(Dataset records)
--*--

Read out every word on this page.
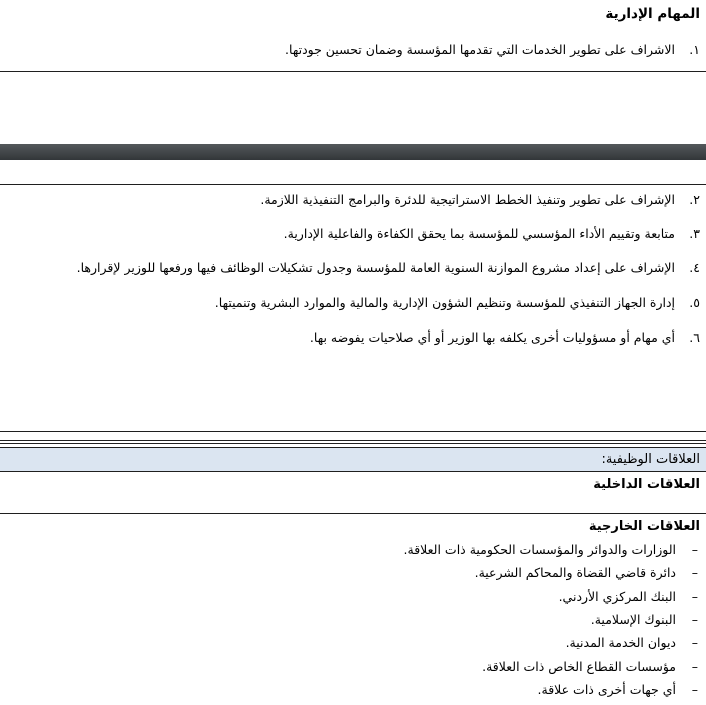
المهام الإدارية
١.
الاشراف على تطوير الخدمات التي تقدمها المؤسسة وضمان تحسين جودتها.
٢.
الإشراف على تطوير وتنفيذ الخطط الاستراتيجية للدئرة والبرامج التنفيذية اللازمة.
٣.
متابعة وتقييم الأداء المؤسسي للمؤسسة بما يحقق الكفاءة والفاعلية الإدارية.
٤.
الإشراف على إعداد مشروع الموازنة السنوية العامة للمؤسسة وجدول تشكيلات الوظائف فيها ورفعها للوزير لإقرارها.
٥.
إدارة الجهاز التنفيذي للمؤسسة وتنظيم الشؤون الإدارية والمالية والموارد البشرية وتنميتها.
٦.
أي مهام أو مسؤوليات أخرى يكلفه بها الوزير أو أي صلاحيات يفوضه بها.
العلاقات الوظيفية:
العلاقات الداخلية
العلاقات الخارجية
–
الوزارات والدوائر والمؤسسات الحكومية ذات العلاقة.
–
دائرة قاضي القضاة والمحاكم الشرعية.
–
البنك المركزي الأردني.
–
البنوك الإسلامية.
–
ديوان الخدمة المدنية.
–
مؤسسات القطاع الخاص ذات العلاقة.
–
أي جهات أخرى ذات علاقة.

--*--

■ GOAL ■
Reproduce all of the entries word for word, skipping any pictures they hold.

■ SOLUTION TO THE PROBLEM ■
Read out every word on this page.
المهام الإدارية
١.
الاشراف على تطوير الخدمات التي تقدمها المؤسسة وضمان تحسين جودتها.
٢.
الإشراف على تطوير وتنفيذ الخطط الاستراتيجية للدئرة والبرامج التنفيذية اللازمة.
٣.
متابعة وتقييم الأداء المؤسسي للمؤسسة بما يحقق الكفاءة والفاعلية الإدارية.
٤.
الإشراف على إعداد مشروع الموازنة السنوية العامة للمؤسسة وجدول تشكيلات الوظائف فيها ورفعها للوزير لإقرارها.
٥.
إدارة الجهاز التنفيذي للمؤسسة وتنظيم الشؤون الإدارية والمالية والموارد البشرية وتنميتها.
٦.
أي مهام أو مسؤوليات أخرى يكلفه بها الوزير أو أي صلاحيات يفوضه بها.
العلاقات الوظيفية:
العلاقات الداخلية
العلاقات الخارجية
–
الوزارات والدوائر والمؤسسات الحكومية ذات العلاقة.
–
دائرة قاضي القضاة والمحاكم الشرعية.
–
البنك المركزي الأردني.
–
البنوك الإسلامية.
–
ديوان الخدمة المدنية.
–
مؤسسات القطاع الخاص ذات العلاقة.
–
أي جهات أخرى ذات علاقة.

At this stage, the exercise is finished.